What needs to be done => Pull out all lines from the listing below in which the word "możliwości" appears.
## Begin Supplied material
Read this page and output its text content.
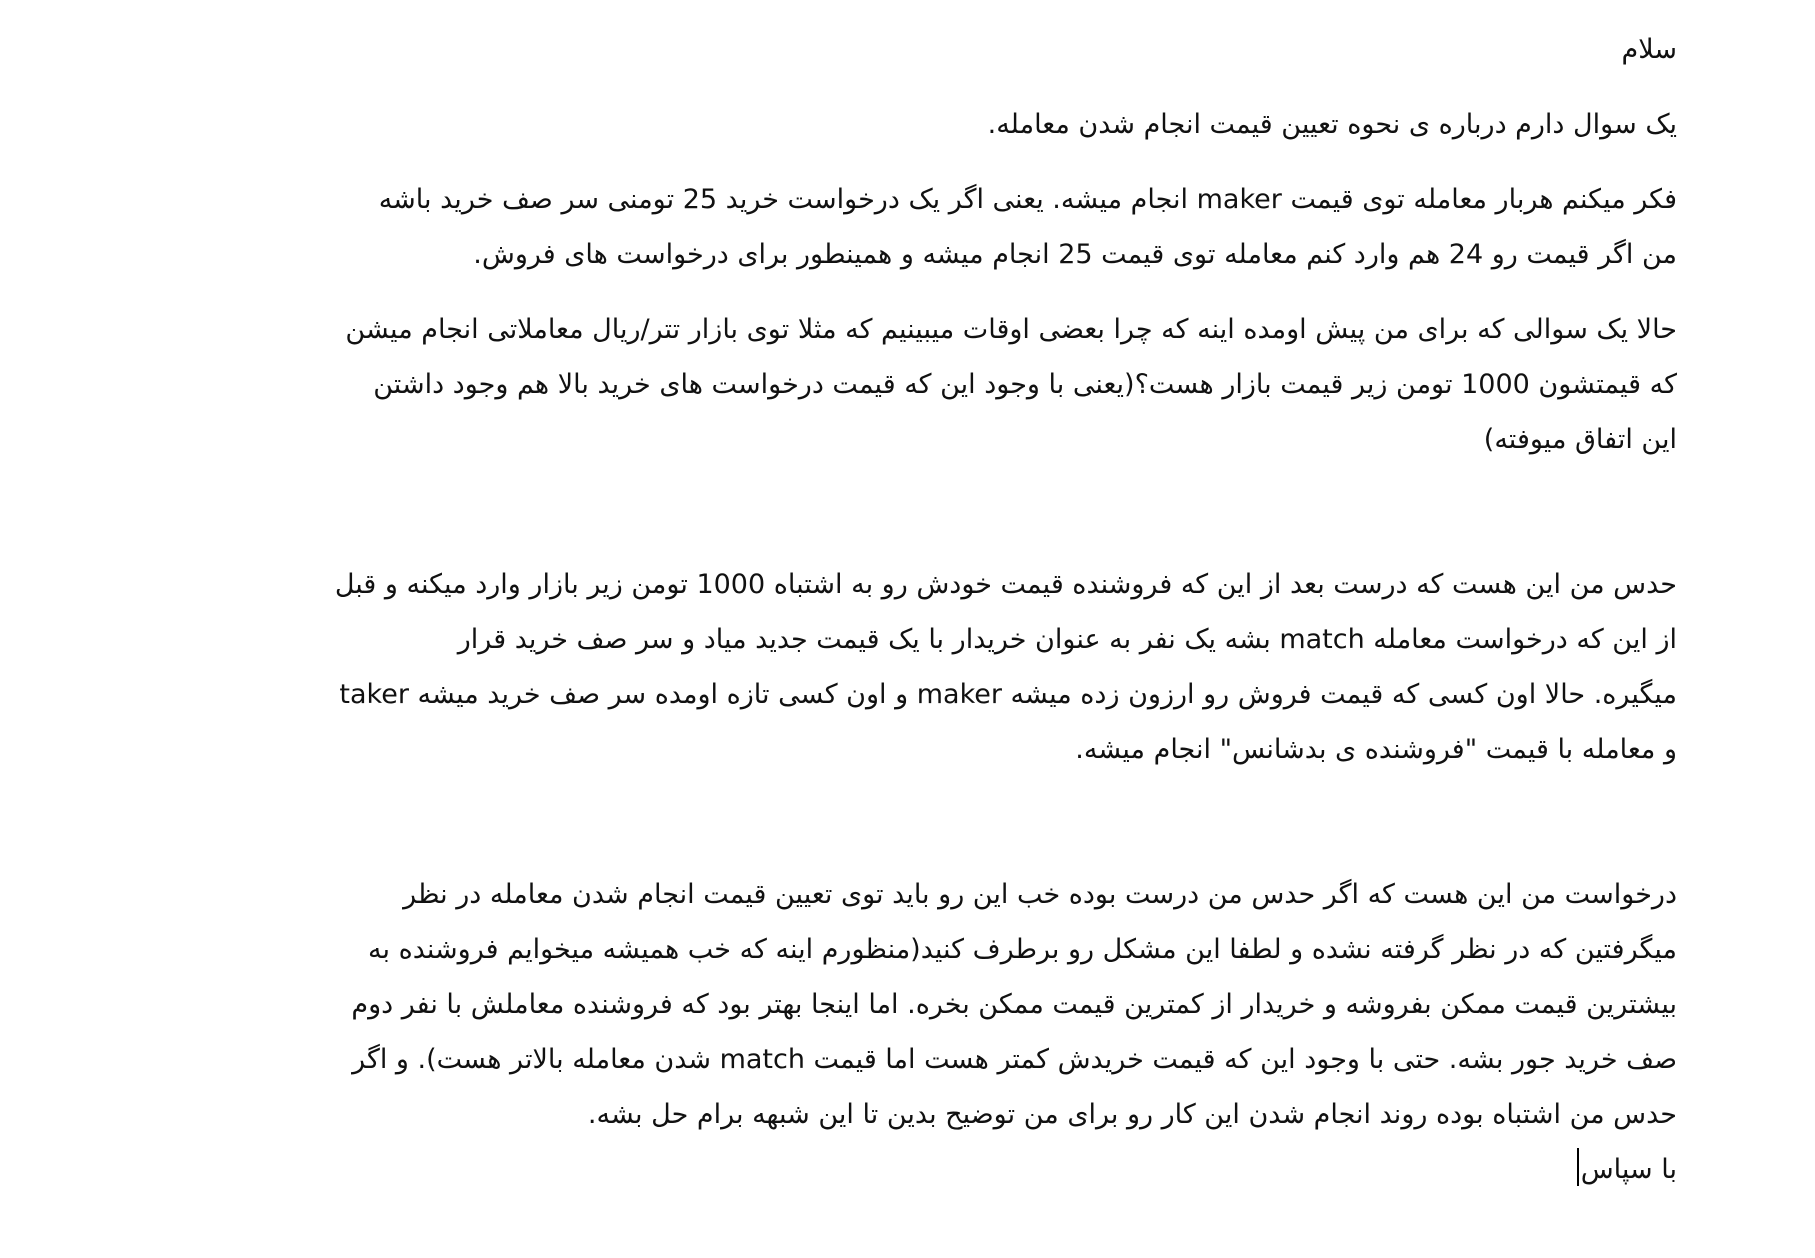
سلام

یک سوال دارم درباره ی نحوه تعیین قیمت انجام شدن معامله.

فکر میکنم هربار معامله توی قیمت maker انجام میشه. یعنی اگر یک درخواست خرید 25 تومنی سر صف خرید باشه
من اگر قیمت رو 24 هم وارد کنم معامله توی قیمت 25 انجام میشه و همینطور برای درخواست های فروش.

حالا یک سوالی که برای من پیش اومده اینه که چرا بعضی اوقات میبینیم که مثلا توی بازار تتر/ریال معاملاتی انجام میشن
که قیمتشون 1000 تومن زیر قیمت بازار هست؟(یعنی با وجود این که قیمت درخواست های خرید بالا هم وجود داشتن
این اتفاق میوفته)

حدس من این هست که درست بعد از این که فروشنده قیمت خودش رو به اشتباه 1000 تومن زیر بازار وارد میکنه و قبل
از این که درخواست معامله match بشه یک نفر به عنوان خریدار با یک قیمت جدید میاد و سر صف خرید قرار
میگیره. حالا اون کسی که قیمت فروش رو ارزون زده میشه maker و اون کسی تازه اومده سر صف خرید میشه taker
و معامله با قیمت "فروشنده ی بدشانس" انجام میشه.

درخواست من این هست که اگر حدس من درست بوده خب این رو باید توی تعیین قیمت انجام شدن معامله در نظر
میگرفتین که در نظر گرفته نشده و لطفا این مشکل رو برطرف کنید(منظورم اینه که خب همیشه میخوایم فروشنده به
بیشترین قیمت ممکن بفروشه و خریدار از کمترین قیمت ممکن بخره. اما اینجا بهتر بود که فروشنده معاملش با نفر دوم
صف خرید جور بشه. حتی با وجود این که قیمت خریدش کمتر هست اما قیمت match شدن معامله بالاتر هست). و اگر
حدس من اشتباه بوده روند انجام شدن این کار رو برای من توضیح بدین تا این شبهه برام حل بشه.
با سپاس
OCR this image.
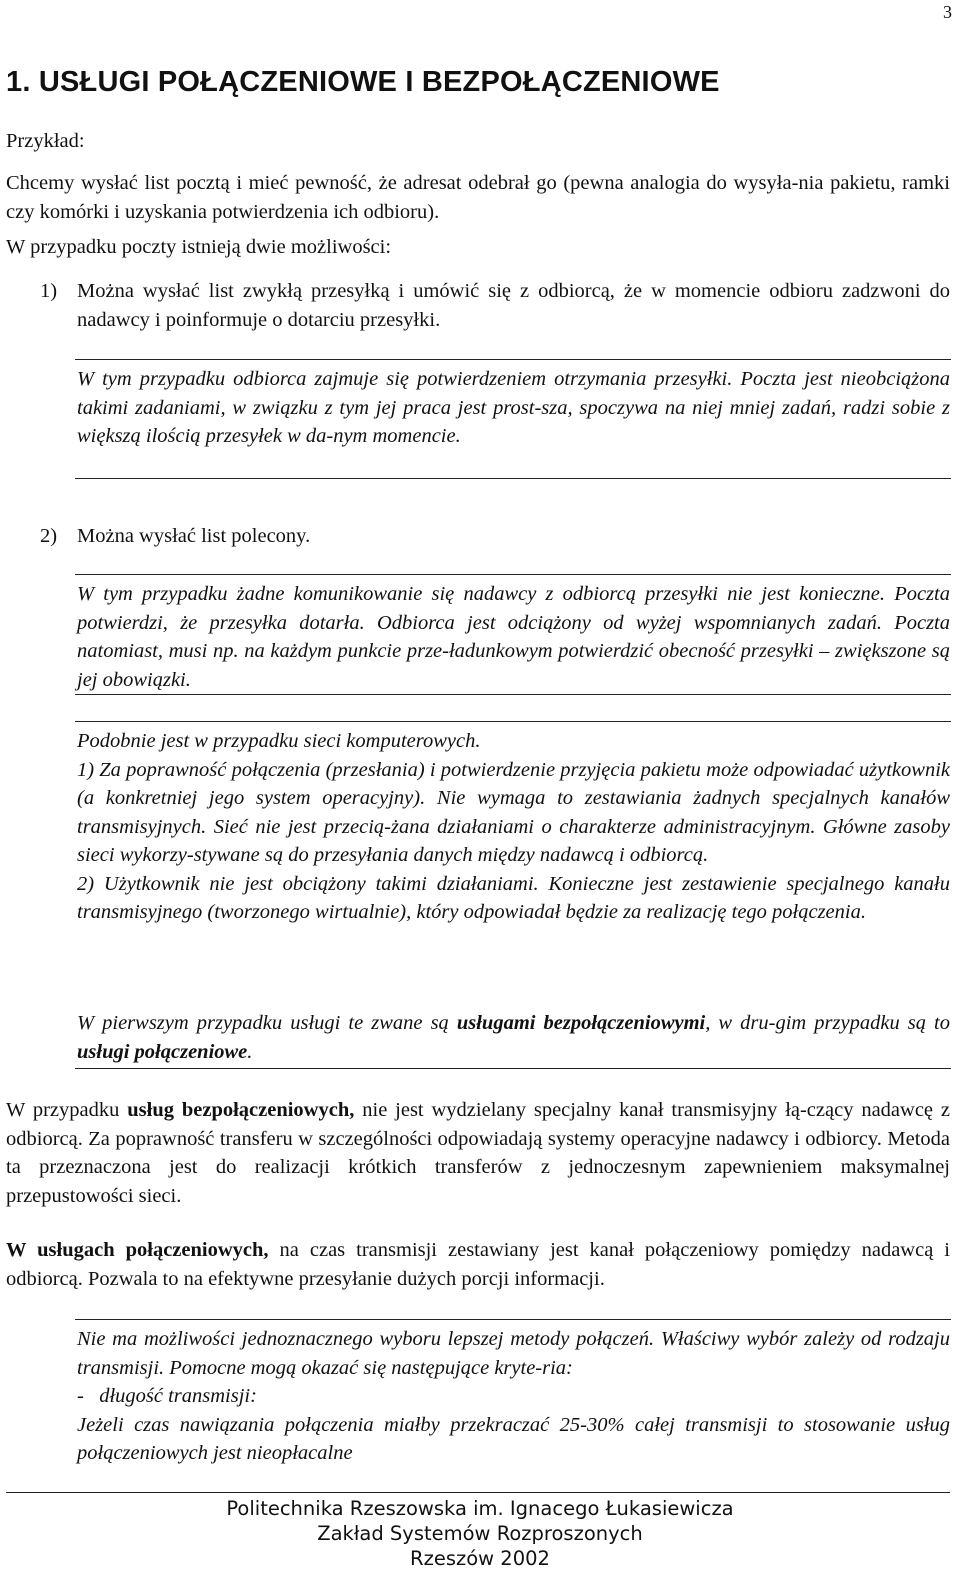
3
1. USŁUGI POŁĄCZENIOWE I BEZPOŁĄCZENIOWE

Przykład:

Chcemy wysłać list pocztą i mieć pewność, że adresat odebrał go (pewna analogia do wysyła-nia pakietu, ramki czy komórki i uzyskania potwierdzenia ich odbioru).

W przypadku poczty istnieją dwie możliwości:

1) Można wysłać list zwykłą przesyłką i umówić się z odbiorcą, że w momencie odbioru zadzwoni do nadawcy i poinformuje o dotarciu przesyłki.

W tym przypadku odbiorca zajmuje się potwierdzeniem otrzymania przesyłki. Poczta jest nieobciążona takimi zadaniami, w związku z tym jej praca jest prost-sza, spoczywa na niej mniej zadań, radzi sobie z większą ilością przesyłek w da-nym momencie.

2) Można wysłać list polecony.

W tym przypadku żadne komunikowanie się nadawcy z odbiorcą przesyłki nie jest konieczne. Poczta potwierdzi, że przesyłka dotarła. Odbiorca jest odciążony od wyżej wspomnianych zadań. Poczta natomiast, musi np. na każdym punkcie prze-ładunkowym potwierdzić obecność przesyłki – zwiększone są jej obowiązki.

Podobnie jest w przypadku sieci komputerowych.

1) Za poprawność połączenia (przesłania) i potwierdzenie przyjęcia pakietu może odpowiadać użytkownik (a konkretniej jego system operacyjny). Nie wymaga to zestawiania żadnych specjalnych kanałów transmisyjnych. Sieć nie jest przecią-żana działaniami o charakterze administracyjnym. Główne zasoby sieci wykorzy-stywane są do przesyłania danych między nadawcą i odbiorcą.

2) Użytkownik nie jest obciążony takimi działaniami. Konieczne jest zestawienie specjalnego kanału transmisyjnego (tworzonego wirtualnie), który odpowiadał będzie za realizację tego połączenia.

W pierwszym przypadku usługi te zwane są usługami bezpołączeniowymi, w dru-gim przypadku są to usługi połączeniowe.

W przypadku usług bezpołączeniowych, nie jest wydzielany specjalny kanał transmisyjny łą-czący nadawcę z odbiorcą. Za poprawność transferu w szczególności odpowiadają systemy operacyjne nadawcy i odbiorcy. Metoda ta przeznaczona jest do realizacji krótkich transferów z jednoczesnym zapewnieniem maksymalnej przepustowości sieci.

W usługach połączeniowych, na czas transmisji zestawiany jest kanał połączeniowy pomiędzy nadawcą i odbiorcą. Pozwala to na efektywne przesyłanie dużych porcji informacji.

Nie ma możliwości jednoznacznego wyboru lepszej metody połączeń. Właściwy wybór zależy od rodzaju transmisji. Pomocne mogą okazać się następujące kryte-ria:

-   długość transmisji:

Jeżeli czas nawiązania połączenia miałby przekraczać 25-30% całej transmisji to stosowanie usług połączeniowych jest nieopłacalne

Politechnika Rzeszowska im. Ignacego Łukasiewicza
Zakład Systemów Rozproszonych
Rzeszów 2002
## End Supplied material
## Begin Supplied material
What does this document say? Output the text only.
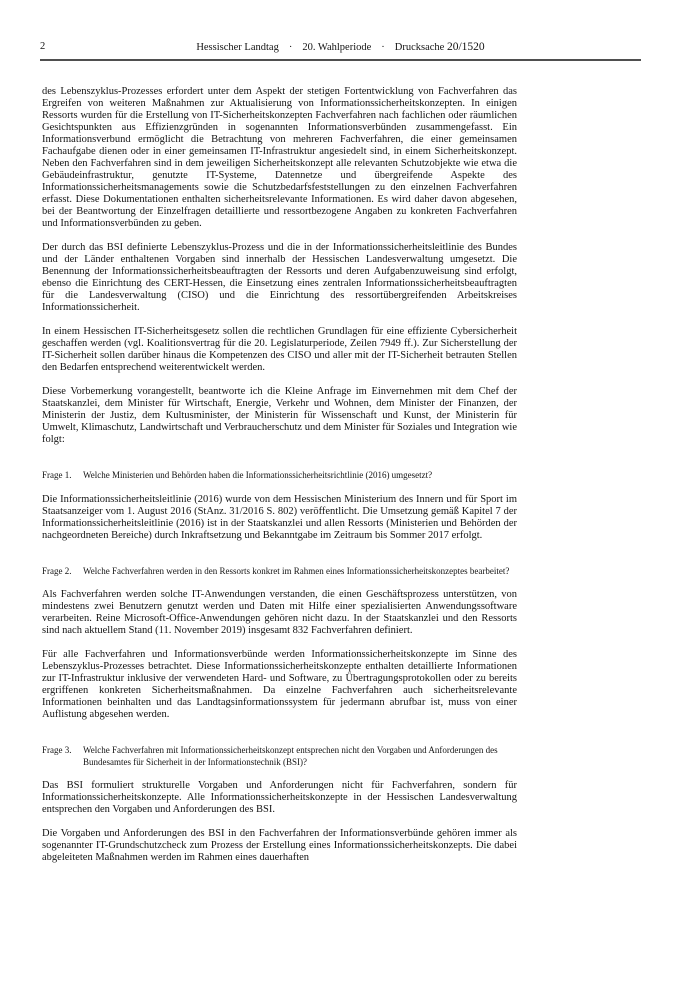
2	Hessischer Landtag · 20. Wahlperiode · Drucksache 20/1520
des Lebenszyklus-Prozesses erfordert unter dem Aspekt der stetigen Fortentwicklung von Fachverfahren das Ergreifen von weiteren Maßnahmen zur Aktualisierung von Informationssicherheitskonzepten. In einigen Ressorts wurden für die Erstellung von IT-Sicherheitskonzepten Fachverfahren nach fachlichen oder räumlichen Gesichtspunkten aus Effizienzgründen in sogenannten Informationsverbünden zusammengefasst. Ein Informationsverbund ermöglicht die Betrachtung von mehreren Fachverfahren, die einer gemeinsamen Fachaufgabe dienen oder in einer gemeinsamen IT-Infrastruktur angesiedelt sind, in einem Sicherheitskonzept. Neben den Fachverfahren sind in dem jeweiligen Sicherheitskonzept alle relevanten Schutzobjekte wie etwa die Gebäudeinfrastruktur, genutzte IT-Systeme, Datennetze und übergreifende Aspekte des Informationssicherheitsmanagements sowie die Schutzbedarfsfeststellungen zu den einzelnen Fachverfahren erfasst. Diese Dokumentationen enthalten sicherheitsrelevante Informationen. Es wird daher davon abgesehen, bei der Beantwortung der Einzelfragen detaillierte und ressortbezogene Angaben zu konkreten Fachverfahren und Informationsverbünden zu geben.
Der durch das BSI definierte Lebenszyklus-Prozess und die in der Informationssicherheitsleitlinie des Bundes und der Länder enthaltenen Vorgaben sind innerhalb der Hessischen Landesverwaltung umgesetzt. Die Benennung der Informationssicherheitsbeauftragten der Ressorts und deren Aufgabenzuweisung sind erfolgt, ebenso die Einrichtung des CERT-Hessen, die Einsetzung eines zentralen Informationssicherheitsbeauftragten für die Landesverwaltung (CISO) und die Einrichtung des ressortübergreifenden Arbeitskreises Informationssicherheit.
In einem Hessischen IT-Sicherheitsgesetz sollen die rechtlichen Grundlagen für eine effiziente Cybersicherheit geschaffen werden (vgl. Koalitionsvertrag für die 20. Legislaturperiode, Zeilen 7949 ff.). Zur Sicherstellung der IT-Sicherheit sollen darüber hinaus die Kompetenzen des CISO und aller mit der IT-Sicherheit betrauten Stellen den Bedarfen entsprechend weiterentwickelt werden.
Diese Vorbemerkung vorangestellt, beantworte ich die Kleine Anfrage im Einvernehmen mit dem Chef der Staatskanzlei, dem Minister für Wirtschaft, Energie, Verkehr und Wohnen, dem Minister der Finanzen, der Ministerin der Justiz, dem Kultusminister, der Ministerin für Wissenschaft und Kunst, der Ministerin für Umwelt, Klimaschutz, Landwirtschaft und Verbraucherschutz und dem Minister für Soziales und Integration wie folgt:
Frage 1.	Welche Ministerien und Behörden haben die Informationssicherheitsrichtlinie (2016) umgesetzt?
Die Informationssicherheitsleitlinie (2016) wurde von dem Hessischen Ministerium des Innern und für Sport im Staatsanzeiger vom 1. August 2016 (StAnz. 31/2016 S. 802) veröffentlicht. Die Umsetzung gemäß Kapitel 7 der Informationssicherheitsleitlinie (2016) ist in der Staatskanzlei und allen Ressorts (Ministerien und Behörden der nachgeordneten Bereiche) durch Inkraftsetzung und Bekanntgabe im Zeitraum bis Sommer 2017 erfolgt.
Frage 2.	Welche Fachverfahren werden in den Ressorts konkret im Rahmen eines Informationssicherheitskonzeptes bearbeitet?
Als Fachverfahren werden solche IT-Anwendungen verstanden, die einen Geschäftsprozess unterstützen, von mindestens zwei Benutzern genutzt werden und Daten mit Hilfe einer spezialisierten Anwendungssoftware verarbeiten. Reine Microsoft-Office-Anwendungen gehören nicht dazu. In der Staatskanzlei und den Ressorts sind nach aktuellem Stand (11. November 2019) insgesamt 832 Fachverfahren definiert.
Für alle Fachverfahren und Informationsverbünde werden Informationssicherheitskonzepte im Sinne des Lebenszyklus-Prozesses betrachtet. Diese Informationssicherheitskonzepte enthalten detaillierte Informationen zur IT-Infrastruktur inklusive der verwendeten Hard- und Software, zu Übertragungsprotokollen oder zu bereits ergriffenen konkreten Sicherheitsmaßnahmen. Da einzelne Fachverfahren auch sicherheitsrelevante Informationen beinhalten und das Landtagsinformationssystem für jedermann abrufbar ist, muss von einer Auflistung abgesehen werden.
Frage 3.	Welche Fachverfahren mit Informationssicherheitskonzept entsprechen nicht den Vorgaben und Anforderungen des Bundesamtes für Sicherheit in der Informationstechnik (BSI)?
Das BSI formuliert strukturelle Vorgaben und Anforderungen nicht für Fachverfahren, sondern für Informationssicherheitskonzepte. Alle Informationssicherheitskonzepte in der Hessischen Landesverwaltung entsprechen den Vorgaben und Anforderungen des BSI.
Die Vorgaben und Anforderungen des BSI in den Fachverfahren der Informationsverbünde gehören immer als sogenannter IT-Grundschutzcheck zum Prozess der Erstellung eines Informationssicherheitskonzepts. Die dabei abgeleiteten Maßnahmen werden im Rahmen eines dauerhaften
## End Supplied material
## Begin Supplied material
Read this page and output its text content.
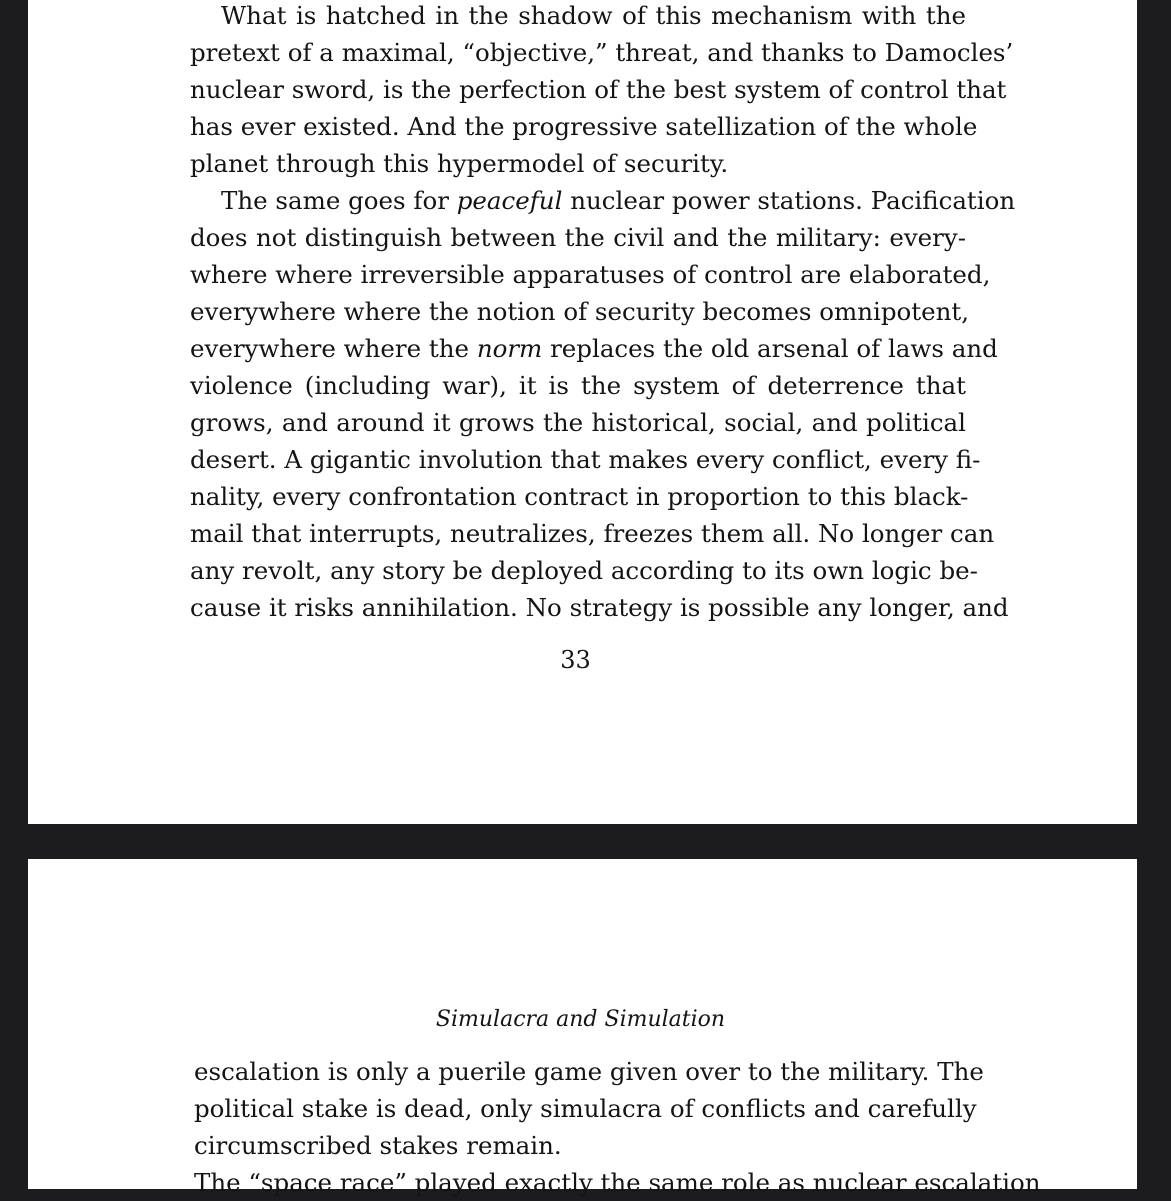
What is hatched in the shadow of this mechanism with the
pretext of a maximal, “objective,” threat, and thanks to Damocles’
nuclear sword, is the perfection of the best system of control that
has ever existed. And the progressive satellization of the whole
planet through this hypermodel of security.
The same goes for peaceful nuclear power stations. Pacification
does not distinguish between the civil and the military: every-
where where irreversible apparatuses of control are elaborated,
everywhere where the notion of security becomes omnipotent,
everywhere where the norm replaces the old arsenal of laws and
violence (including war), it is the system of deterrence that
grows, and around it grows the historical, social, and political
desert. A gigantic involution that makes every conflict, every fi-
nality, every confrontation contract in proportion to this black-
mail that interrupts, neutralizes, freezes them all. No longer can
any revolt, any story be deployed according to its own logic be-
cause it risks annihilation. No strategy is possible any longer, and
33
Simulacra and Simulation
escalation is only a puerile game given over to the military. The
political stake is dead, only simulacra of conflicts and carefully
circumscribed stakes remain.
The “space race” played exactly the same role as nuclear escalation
## End Supplied material
Task answer =>
W przypadku poczty istnieją dwie możliwości:
Nie ma możliwości jednoznacznego wyboru lepszej metody połączeń. Właściwy wybór zależy od rodzaju transmisji. Pomocne mogą okazać się następujące kryte-ria:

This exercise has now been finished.